BEGIN Input data
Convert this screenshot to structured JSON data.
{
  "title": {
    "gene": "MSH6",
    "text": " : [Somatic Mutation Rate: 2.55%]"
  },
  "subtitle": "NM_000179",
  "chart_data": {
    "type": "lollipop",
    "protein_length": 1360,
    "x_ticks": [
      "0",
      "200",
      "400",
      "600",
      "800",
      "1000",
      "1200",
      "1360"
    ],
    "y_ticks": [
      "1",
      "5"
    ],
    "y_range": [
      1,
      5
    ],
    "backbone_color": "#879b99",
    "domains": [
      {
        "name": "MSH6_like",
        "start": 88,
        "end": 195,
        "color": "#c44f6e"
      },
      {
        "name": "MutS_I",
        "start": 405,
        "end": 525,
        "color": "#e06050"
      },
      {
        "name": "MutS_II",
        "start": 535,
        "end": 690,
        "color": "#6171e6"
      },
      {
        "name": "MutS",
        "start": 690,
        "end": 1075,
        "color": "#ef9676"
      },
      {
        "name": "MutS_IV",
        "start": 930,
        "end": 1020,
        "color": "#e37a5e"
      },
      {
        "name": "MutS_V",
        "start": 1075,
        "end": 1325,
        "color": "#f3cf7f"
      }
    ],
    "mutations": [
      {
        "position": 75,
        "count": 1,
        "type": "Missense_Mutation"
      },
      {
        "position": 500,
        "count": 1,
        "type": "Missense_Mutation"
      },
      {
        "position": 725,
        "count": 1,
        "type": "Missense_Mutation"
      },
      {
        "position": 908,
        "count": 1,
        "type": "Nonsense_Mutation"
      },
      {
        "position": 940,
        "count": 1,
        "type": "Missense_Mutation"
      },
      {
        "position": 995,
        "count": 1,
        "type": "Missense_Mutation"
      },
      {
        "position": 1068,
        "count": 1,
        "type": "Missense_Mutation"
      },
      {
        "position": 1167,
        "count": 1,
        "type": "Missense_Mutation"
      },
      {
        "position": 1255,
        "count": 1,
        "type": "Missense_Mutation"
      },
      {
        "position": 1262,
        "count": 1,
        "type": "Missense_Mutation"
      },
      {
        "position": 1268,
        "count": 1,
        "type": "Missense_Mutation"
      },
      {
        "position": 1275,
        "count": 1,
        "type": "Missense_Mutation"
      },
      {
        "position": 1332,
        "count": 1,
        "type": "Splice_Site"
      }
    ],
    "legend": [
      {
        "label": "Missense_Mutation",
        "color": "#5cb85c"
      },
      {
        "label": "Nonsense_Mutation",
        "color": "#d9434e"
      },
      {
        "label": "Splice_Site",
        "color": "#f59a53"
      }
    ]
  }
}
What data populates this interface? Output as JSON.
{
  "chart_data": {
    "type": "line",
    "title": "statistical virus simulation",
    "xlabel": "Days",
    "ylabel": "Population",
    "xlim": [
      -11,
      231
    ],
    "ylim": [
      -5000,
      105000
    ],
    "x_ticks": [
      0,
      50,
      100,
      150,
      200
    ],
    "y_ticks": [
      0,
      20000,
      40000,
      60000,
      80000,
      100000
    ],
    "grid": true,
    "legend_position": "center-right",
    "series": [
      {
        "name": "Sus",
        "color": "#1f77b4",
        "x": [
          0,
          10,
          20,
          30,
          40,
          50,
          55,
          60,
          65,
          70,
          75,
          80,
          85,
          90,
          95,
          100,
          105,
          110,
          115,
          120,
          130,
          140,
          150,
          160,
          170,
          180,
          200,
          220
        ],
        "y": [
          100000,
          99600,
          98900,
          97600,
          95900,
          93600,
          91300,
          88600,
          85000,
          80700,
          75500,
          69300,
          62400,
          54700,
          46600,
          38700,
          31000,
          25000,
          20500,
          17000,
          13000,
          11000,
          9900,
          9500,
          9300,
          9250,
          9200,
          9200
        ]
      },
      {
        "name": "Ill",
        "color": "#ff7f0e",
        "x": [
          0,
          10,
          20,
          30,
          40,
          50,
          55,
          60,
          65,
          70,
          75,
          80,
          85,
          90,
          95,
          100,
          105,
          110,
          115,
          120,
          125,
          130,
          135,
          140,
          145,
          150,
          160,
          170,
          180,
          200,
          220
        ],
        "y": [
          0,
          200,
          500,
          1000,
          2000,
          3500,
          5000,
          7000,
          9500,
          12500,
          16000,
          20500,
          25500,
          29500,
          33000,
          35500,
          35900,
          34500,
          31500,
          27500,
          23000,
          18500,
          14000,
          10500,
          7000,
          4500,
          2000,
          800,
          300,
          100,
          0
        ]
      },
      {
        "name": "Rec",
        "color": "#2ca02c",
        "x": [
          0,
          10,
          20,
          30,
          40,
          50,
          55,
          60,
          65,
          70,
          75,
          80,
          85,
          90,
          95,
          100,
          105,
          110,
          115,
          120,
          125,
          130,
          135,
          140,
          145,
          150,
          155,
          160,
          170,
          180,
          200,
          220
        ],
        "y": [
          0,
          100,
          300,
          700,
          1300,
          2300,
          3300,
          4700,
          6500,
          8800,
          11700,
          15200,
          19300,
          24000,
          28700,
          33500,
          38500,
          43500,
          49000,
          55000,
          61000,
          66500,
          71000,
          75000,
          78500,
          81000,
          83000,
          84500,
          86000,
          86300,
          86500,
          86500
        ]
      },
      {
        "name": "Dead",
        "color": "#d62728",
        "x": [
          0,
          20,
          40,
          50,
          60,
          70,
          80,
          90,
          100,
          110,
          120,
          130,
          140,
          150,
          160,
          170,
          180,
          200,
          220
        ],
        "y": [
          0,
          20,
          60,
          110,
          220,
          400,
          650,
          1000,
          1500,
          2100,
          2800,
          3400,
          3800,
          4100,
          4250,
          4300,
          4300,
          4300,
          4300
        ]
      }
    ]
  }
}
END Input data
Assignment —
Please count the lines in the records that contain "start" and reply with the count alone.

The answer —
6